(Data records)
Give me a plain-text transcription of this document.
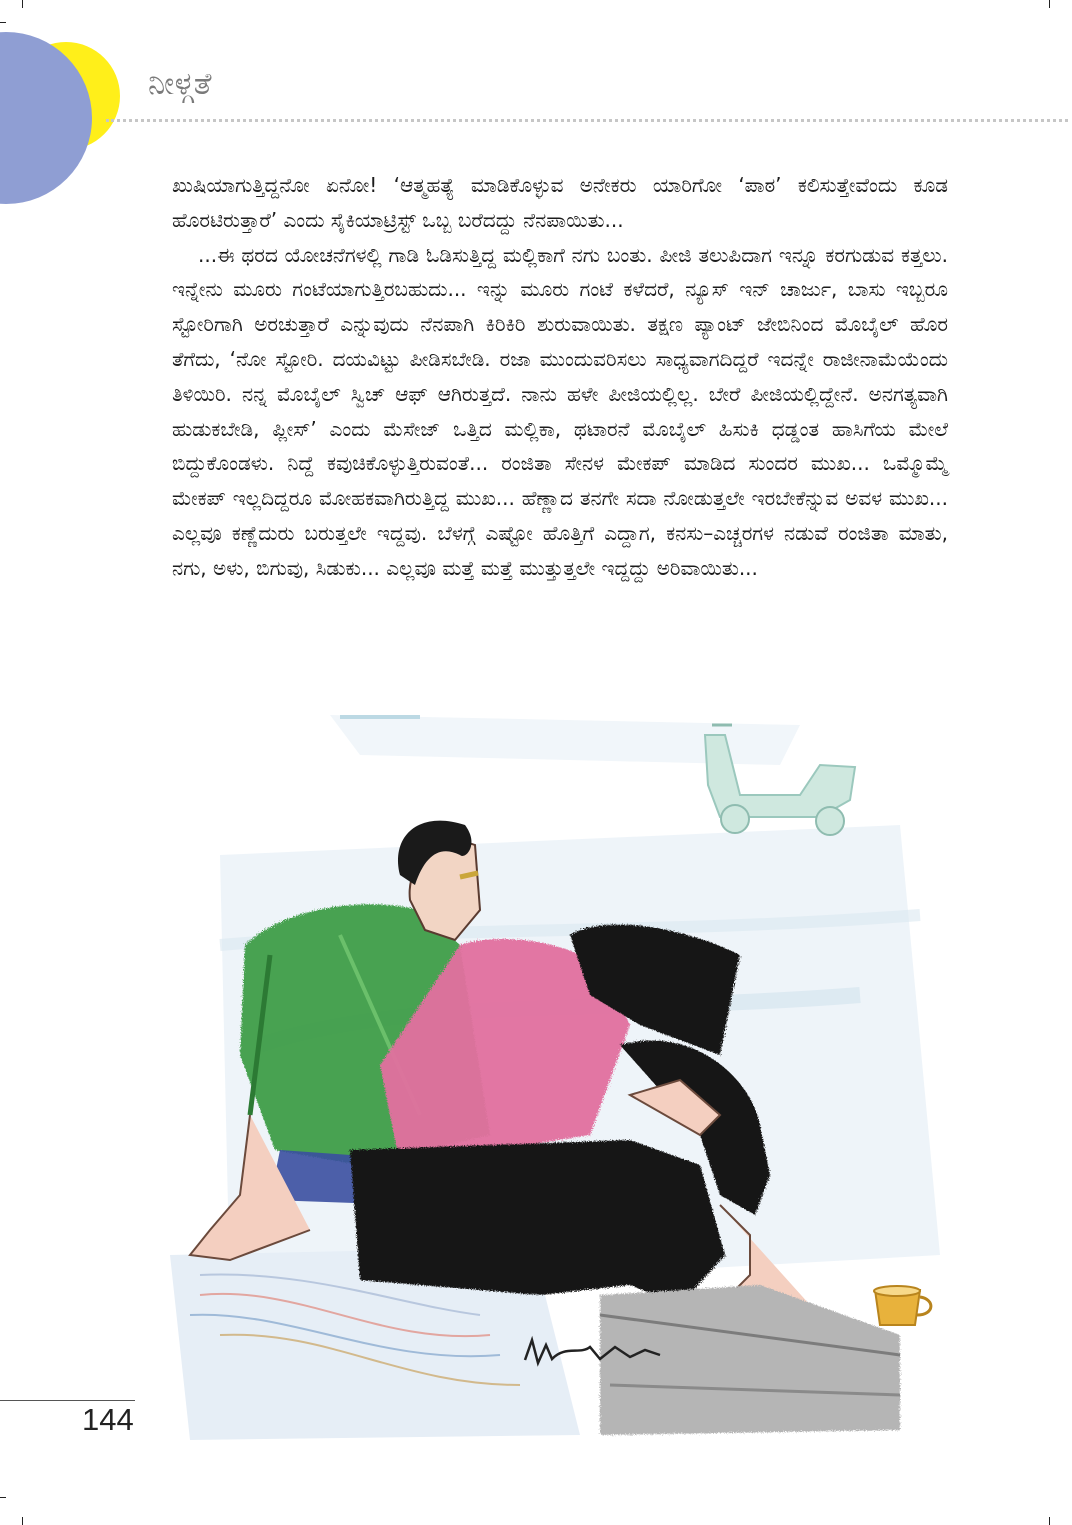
ನೀಳ್ಗತೆ

ಖುಷಿಯಾಗುತ್ತಿದ್ದನೋ ಏನೋ! ‘ಆತ್ಮಹತ್ಯೆ ಮಾಡಿಕೊಳ್ಳುವ ಅನೇಕರು ಯಾರಿಗೋ ‘ಪಾಠ’ ಕಲಿಸುತ್ತೇವೆಂದು ಕೂಡ ಹೊರಟಿರುತ್ತಾರೆ’ ಎಂದು ಸೈಕಿಯಾಟ್ರಿಸ್ಟ್ ಒಬ್ಬ ಬರೆದದ್ದು ನೆನಪಾಯಿತು...

...ಈ ಥರದ ಯೋಚನೆಗಳಲ್ಲಿ ಗಾಡಿ ಓಡಿಸುತ್ತಿದ್ದ ಮಲ್ಲಿಕಾಗೆ ನಗು ಬಂತು. ಪೀಜಿ ತಲುಪಿದಾಗ ಇನ್ನೂ ಕರಗುಡುವ ಕತ್ತಲು. ಇನ್ನೇನು ಮೂರು ಗಂಟೆಯಾಗುತ್ತಿರಬಹುದು... ಇನ್ನು ಮೂರು ಗಂಟೆ ಕಳೆದರೆ, ನ್ಯೂಸ್ ಇನ್ ಚಾರ್ಜು, ಬಾಸು ಇಬ್ಬರೂ ಸ್ಟೋರಿಗಾಗಿ ಅರಚುತ್ತಾರೆ ಎನ್ನುವುದು ನೆನಪಾಗಿ ಕಿರಿಕಿರಿ ಶುರುವಾಯಿತು. ತಕ್ಷಣ ಪ್ಯಾಂಟ್ ಜೇಬಿನಿಂದ ಮೊಬೈಲ್ ಹೊರ ತೆಗೆದು, ‘ನೋ ಸ್ಟೋರಿ. ದಯವಿಟ್ಟು ಪೀಡಿಸಬೇಡಿ. ರಜಾ ಮುಂದುವರಿಸಲು ಸಾಧ್ಯವಾಗದಿದ್ದರೆ ಇದನ್ನೇ ರಾಜೀನಾಮೆಯೆಂದು ತಿಳಿಯಿರಿ. ನನ್ನ ಮೊಬೈಲ್ ಸ್ವಿಚ್ ಆಫ್ ಆಗಿರುತ್ತದೆ. ನಾನು ಹಳೇ ಪೀಜಿಯಲ್ಲಿಲ್ಲ. ಬೇರೆ ಪೀಜಿಯಲ್ಲಿದ್ದೇನೆ. ಅನಗತ್ಯವಾಗಿ ಹುಡುಕಬೇಡಿ, ಪ್ಲೀಸ್’ ಎಂದು ಮೆಸೇಜ್ ಒತ್ತಿದ ಮಲ್ಲಿಕಾ, ಥಟಾರನೆ ಮೊಬೈಲ್ ಹಿಸುಕಿ ಧಡ್ಡಂತ ಹಾಸಿಗೆಯ ಮೇಲೆ ಬಿದ್ದುಕೊಂಡಳು. ನಿದ್ದೆ ಕವುಚಿಕೊಳ್ಳುತ್ತಿರುವಂತೆ... ರಂಜಿತಾ ಸೇನಳ ಮೇಕಪ್ ಮಾಡಿದ ಸುಂದರ ಮುಖ... ಒಮ್ಮೊಮ್ಮೆ ಮೇಕಪ್ ಇಲ್ಲದಿದ್ದರೂ ಮೋಹಕವಾಗಿರುತ್ತಿದ್ದ ಮುಖ... ಹೆಣ್ಣಾದ ತನಗೇ ಸದಾ ನೋಡುತ್ತಲೇ ಇರಬೇಕೆನ್ನುವ ಅವಳ ಮುಖ... ಎಲ್ಲವೂ ಕಣ್ಣೆದುರು ಬರುತ್ತಲೇ ಇದ್ದವು. ಬೆಳಗ್ಗೆ ಎಷ್ಟೋ ಹೊತ್ತಿಗೆ ಎದ್ದಾಗ, ಕನಸು–ಎಚ್ಚರಗಳ ನಡುವೆ ರಂಜಿತಾ ಮಾತು, ನಗು, ಅಳು, ಬಿಗುವು, ಸಿಡುಕು... ಎಲ್ಲವೂ ಮತ್ತೆ ಮತ್ತೆ ಮುತ್ತುತ್ತಲೇ ಇದ್ದದ್ದು ಅರಿವಾಯಿತು...

144
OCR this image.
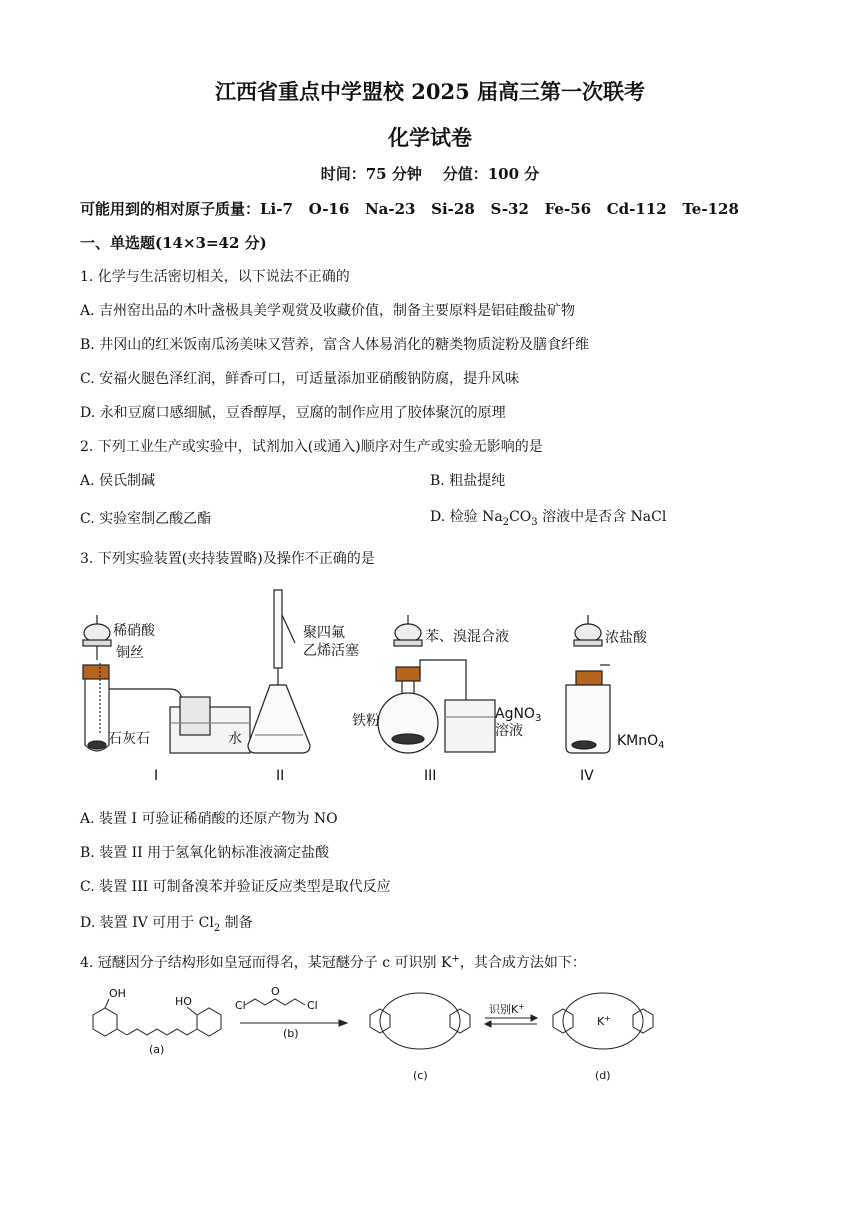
江西省重点中学盟校 2025 届高三第一次联考
化学试卷
时间：75 分钟    分值：100 分
可能用到的相对原子质量：Li-7   O-16   Na-23   Si-28   S-32   Fe-56   Cd-112   Te-128
一、单选题(14×3=42 分)
1. 化学与生活密切相关，以下说法不正确的
A. 吉州窑出品的木叶盏极具美学观赏及收藏价值，制备主要原料是铝硅酸盐矿物
B. 井冈山的红米饭南瓜汤美味又营养，富含人体易消化的糖类物质淀粉及膳食纤维
C. 安福火腿色泽红润，鲜香可口，可适量添加亚硝酸钠防腐，提升风味
D. 永和豆腐口感细腻，豆香醇厚，豆腐的制作应用了胶体聚沉的原理
2. 下列工业生产或实验中，试剂加入(或通入)顺序对生产或实验无影响的是
A. 侯氏制碱	B. 粗盐提纯
C. 实验室制乙酸乙酯	D. 检验 $Na_2CO_3$ 溶液中是否含 NaCl
3. 下列实验装置(夹持装置略)及操作不正确的是
稀硝酸
铜丝
石灰石	水
I
聚四氟
乙烯活塞
II
苯、溴混合液
铁粉	AgNO$_3$
溶液
III
浓盐酸
KMnO$_4$
IV
A. 装置 I 可验证稀硝酸的还原产物为 NO
B. 装置 II 用于氢氧化钠标准液滴定盐酸
C. 装置 III 可制备溴苯并验证反应类型是取代反应
D. 装置 IV 可用于 $Cl_2$ 制备
4. 冠醚因分子结构形如皇冠而得名，某冠醚分子 c 可识别 K+，其合成方法如下：
OH
HO
(a)
Cl
O
Cl
(b)
(c)
识别K+
K+
(d)
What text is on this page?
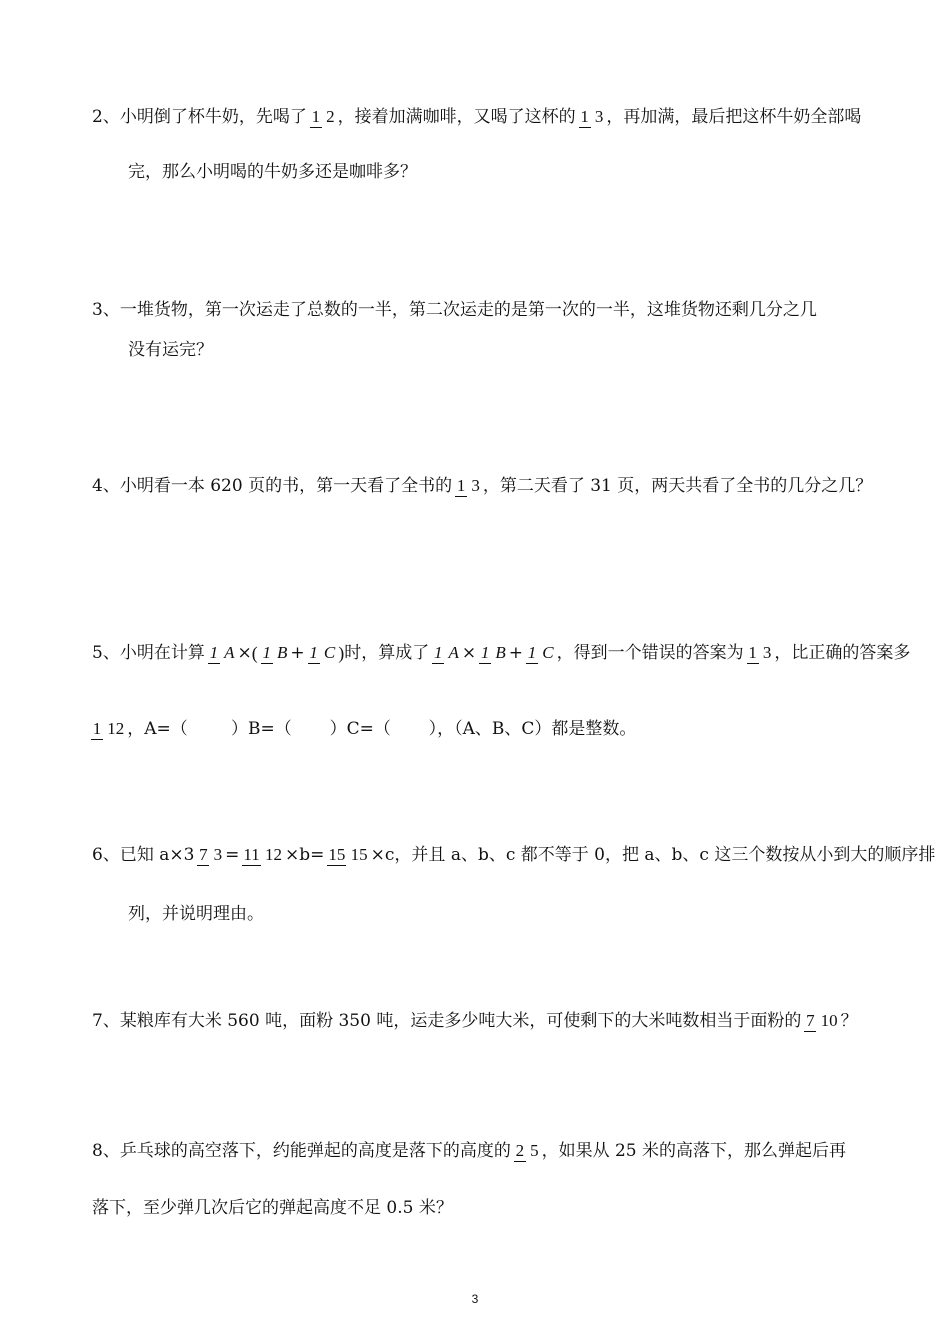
2、小明倒了杯牛奶，先喝了 1 2 ，接着加满咖啡，又喝了这杯的 1 3 ，再加满，最后把这杯牛奶全部喝
完，那么小明喝的牛奶多还是咖啡多？
3、一堆货物，第一次运走了总数的一半，第二次运走的是第一次的一半，这堆货物还剩几分之几
没有运完？
4、小明看一本 620 页的书，第一天看了全书的 1 3 ，第二天看了 31 页，两天共看了全书的几分之几？
5、小明在计算 1 A × ( 1 B + 1 C ) 时，算成了 1 A × 1 B + 1 C ，得到一个错误的答案为 1 3 ，比正确的答案多
1 12 ，A=（        ）B=（       ）C=（       ），（A、B、C）都是整数。
6、已知 a×3 7 3 = 11 12 ×b= 15 15 ×c，并且 a、b、c 都不等于 0，把 a、b、c 这三个数按从小到大的顺序排
列，并说明理由。
7、某粮库有大米 560 吨，面粉 350 吨，运走多少吨大米，可使剩下的大米吨数相当于面粉的 7 10 ？
8、乒乓球的高空落下，约能弹起的高度是落下的高度的 2 5 ，如果从 25 米的高落下，那么弹起后再
落下，至少弹几次后它的弹起高度不足 0.5 米？
3
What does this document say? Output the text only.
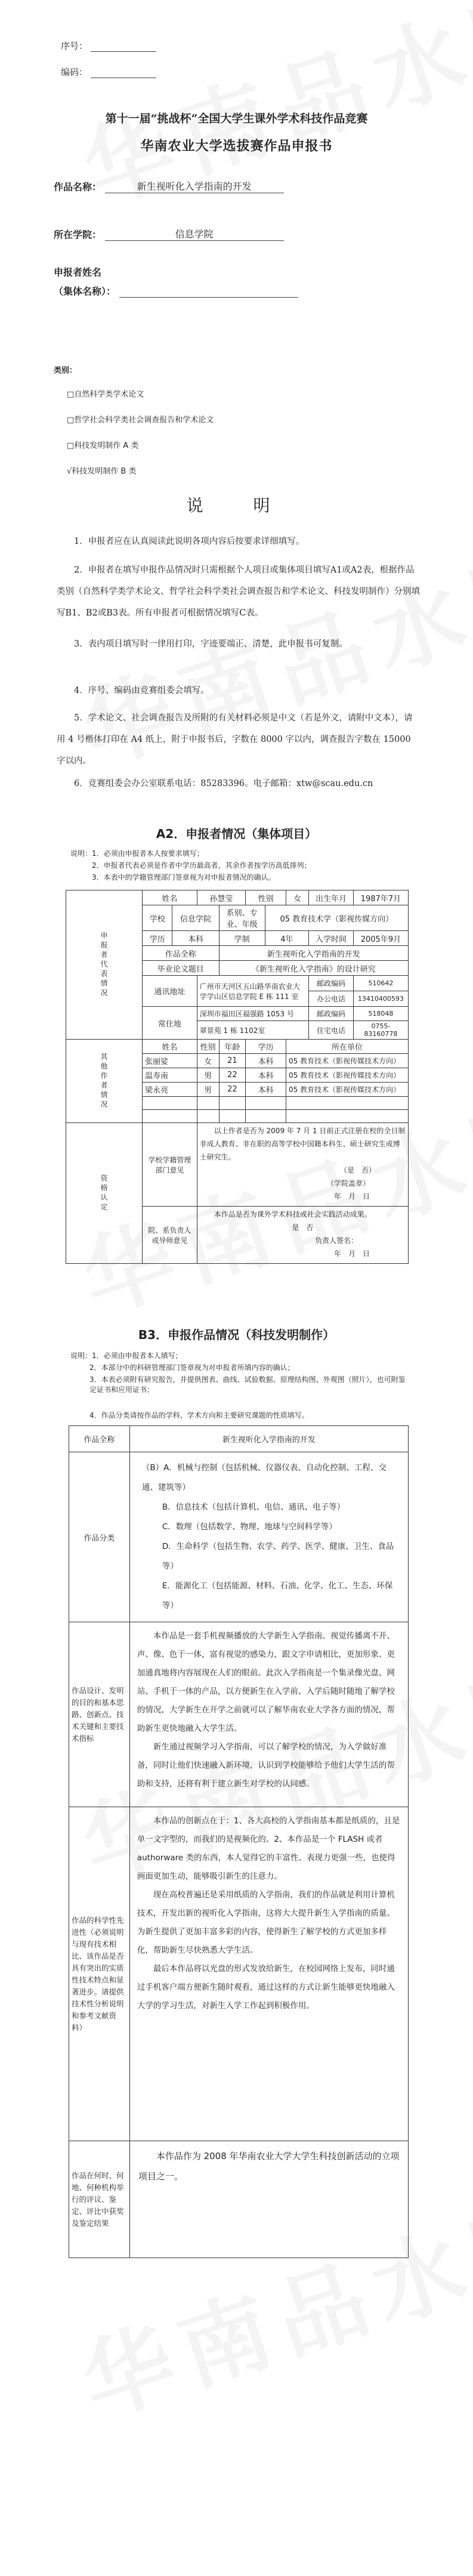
序号：
编码：
第十一届“挑战杯”全国大学生课外学术科技作品竞赛
华南农业大学选拔赛作品申报书
作品名称：	新生视听化入学指南的开发
所在学院：	信息学院
申报者姓名
（集体名称）：
类别：
□自然科学类学术论文
□哲学社会科学类社会调查报告和学术论文
□科技发明制作 A 类
√科技发明制作 B 类
说　明

1．申报者应在认真阅读此说明各项内容后按要求详细填写。

2．申报者在填写申报作品情况时只需根据个人项目或集体项目填写A1或A2表，根据作品类别（自然科学类学术论文、哲学社会科学类社会调查报告和学术论文、科技发明制作）分别填写B1、B2或B3表。所有申报者可根据情况填写C表。

3．表内项目填写时一律用打印，字迹要端正、清楚，此申报书可复制。

4．序号、编码由竞赛组委会填写。

5．学术论文、社会调查报告及所附的有关材料必须是中文（若是外文，请附中文本），请用 4 号楷体打印在 A4 纸上，附于申报书后，字数在 8000 字以内，调查报告字数在 15000 字以内。

6．竞赛组委会办公室联系电话：85283396。电子邮箱：xtw@scau.edu.cn

A2．申报者情况（集体项目）
说明：1．必须由申报者本人按要求填写；
2．申报者代表必须是作者中学历最高者，其余作者按学历高低排列；
3．本表中的学籍管理部门签章视为对申报者情况的确认。
申报者代表情况	姓名		孙慧莹		性别		女	出生年月	1987年7月
	学校	信息学院		系别、专业、年级		05 教育技术学（影视传媒方向）			
	学历	本科		学制		4年		入学时间	2005年9月
	作品全称			新生视听化入学指南的开发					
	毕业论文题目			《新生视听化入学指南》的设计研究					
	通讯地址		广州市天河区五山路华南农业大学学山区信息学院 E 栋 111 室					邮政编码	510642
								办公电话	13410400593
	常住地		深圳市福田区福强路 1053 号					邮政编码	518048
			翠景苑 1 栋 1102室					住宅电话	0755-83160778
其他作者情况	姓名		性别	年龄	学历		所在单位		
	张丽娑		女	21	本科		05 教育技术（影视传媒技术方向）		
	温寿南		男	22	本科		05 教育技术（影视传媒技术方向）		
	梁永亮		男	22	本科		05 教育技术（影视传媒技术方向）		

资格认定	学校学籍管理部门意见		以上作者是否为 2009 年 7 月 1 日前正式注册在校的全日制非成人教育、非在职的高等学校中国籍本科生、硕士研究生或博士研究生。
（是　否）
（学院盖章）
年　月　日						

	院、系负责人或导师意见		本作品是否为课外学术科技或社会实践活动成果。
是　否
负责人签名：
年　月　日						
B3．申报作品情况（科技发明制作）
说明：1．必须由申报者本人填写；
2．本部分中的科研管理部门签章视为对申报者所填内容的确认；
3．本表必须附有研究报告，并提供图表、曲线、试验数据、原理结构图、外观图（照片），也可附鉴定证书和应用证书；
4．作品分类请按作品的学科、学术方向和主要研究课题的性质填写。
作品全称	新生视听化入学指南的开发
作品分类	（B）A．机械与控制（包括机械、仪器仪表、自动化控制、工程、交通、建筑等）
B．信息技术（包括计算机、电信、通讯、电子等）
C．数理（包括数学、物理、地球与空间科学等）
D．生命科学（包括生物、农学、药学、医学、健康、卫生、食品等）
E．能源化工（包括能源、材料、石油、化学、化工、生态、环保等）

作品设计、发明的目的和基本思路、创新点、技术关键和主要技术指标	本作品是一套手机视频播放的大学新生入学指南。视觉传播离不开、声、像、色于一体，富有视觉的感染力，跟文字申请相比，更加形象、更加通真地将内容展现在人们的眼前。此次入学指南是一个集录像光盘、网站、手机于一体的产品，以方便新生在入学前、入学后随时随地了解学校的情况，大学新生在开学之前就可以了解华南农业大学各方面的情况，帮助新生更快地融入大学生活。

新生通过视频学习入学指南，可以了解学校的情况，为入学做好准备，同时让他们快速融入新环境，认识到学校能够给予他们大学生活的帮助和支持，还将有利于建立新生对学校的认同感。

作品的科学性先进性（必须说明与现有技术相比、该作品是否具有突出的实质性技术特点和显著进步。请提供技术性分析说明和参考文献资料）	本作品的创新点在于：1、各大高校的入学指南基本都是纸质的，且是单一文字型的，而我们的是视频化的。2、本作品是一个 FLASH 或者 authorware 类的东西，本人觉得它的丰富性、表现力更强一些，也使得画面更加生动，能够吸引新生的注意力。

现在高校普遍还是采用纸质的入学指南，我们的作品就是利用计算机技术，开发出新的视听化入学指南，这将大大提升新生入学指南的质量。为新生提供了更加丰富多彩的内容，使得新生了解学校的方式更加多样化，帮助新生尽快熟悉大学生活。

最后本作品将以光盘的形式发放给新生，在校园网络上发布，同时通过手机客户端方便新生随时观看，通过这样的方式让新生能够更快地融入大学的学习生活，对新生入学工作起到积极作用。

作品在何时、何地、何种机构举行的评议、鉴定、评比中获奖及鉴定结果	本作品作为 2008 年华南农业大学大学生科技创新活动的立项项目之一。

## AIM OF THE TASK
Gather up every line from the listing above in which the word "What" occurs.

## EXERCISE RESPONSE
What text is on this page?
What does this document say? Output the text only.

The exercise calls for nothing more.